▸ **Exercise brief**:
For each line below that includes the word "Recuerda", make a copy.

▸ **Data listing**:
= = = = =

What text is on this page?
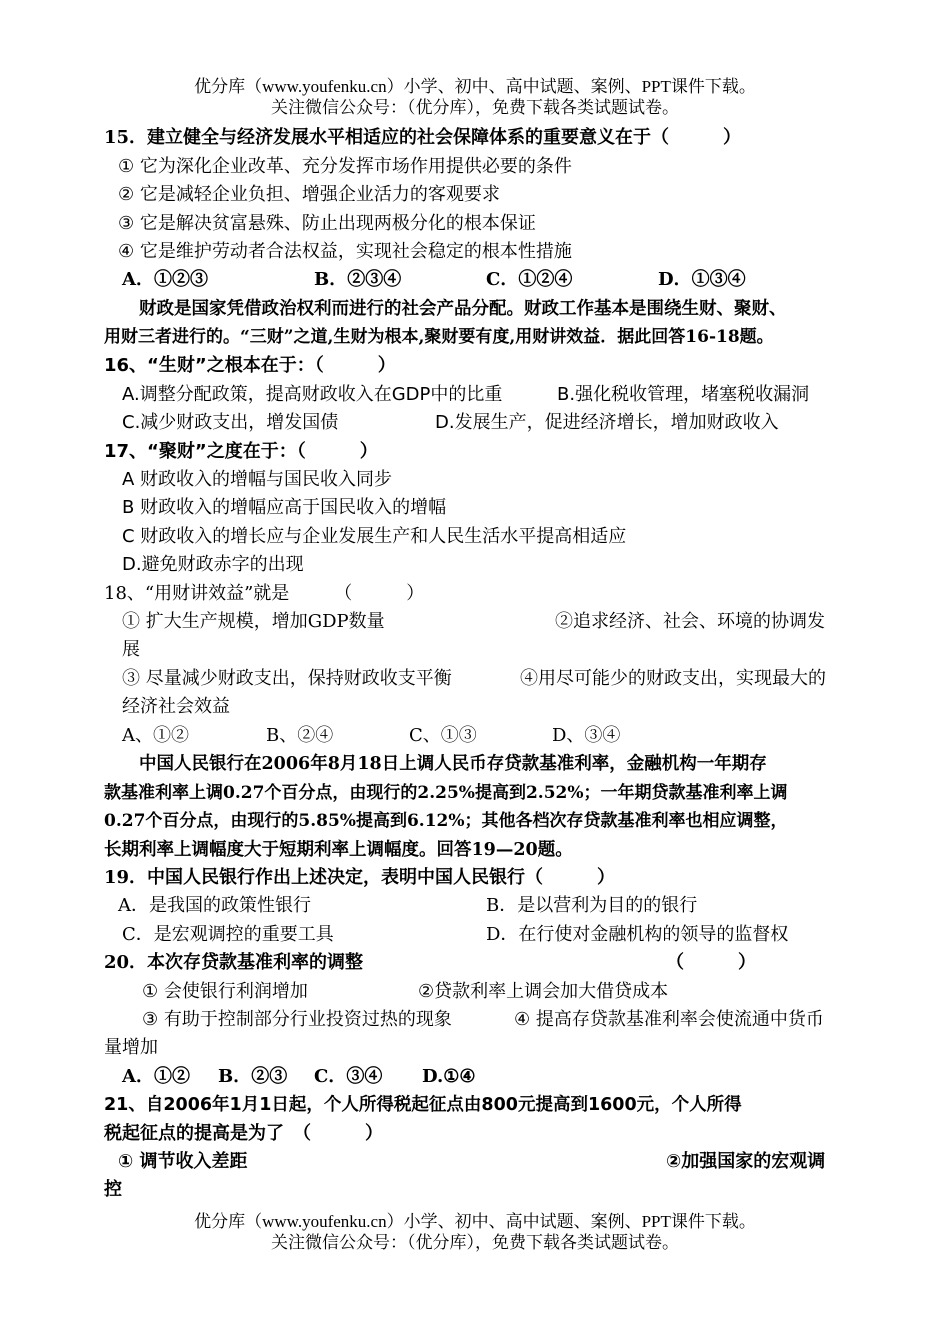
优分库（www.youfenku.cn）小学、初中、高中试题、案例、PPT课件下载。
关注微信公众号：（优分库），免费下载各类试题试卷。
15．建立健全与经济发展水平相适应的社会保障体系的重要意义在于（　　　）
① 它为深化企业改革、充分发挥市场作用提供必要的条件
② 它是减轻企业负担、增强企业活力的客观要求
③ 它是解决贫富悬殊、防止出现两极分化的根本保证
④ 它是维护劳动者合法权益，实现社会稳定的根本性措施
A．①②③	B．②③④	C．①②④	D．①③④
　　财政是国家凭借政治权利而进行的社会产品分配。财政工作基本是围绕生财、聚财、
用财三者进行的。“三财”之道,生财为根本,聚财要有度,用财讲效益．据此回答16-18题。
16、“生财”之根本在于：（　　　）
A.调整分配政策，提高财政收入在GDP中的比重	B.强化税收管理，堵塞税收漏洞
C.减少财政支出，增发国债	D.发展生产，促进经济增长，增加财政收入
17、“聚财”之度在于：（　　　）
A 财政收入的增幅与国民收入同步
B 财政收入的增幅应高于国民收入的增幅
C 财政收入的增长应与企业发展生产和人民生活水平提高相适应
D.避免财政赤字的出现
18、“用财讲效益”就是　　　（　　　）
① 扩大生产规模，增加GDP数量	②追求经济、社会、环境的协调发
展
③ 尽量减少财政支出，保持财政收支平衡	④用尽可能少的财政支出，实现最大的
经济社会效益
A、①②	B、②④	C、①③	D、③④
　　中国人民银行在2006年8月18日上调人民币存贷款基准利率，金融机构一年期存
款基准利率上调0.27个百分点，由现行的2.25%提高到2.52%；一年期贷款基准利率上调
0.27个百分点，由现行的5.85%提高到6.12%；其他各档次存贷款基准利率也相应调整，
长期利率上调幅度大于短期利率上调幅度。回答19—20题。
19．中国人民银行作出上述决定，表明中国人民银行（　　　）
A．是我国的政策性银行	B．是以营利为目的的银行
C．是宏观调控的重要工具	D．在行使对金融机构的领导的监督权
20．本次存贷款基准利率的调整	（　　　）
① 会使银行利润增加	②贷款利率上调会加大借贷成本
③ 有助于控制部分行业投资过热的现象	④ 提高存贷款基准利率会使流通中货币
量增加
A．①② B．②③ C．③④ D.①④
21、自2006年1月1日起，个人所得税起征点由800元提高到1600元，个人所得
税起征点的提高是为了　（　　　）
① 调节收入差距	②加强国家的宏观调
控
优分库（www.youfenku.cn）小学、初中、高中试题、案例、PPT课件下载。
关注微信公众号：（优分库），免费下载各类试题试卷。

= = = = =

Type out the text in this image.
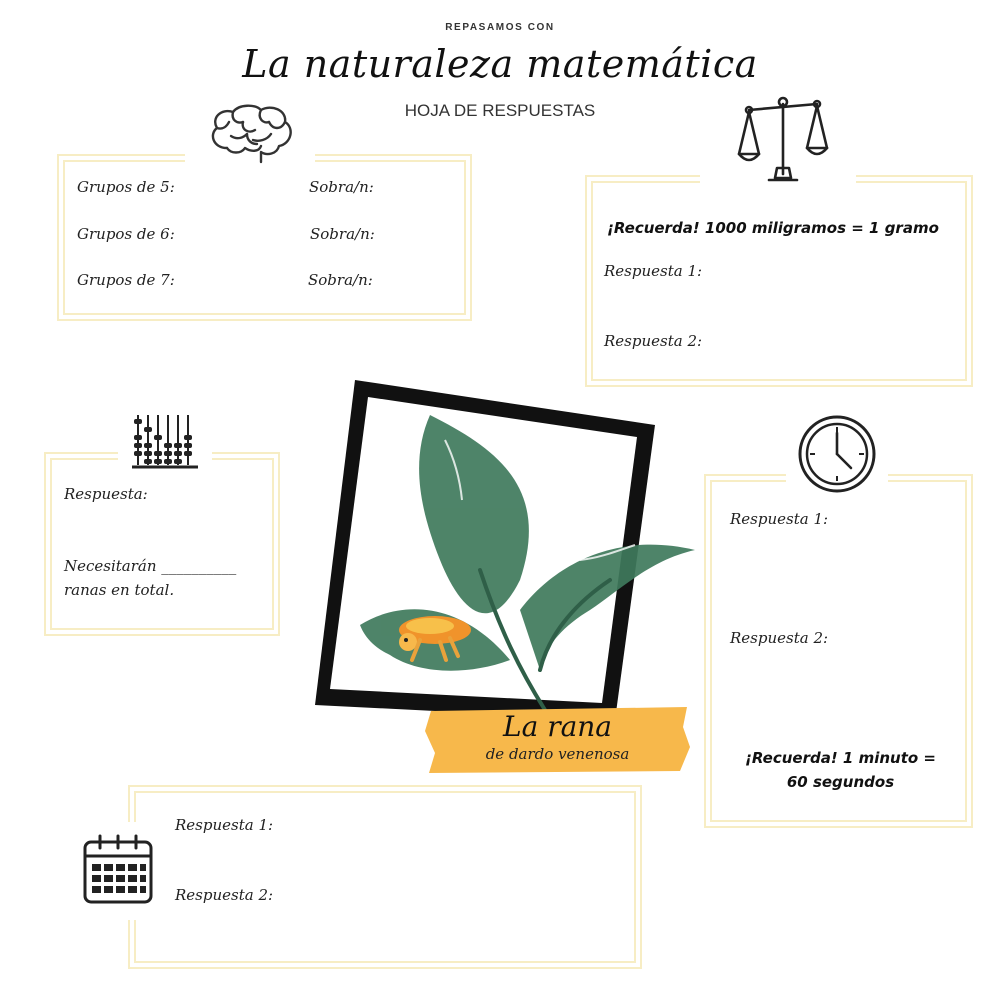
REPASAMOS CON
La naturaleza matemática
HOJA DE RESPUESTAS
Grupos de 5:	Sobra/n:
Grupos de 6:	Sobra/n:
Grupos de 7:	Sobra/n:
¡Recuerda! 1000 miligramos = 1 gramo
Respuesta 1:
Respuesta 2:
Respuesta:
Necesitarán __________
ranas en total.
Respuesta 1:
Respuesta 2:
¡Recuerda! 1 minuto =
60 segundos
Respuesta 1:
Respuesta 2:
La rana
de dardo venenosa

= = = = =

▸ **Response**:
¡Recuerda! 1000 miligramos = 1 gramo
¡Recuerda! 1 minuto =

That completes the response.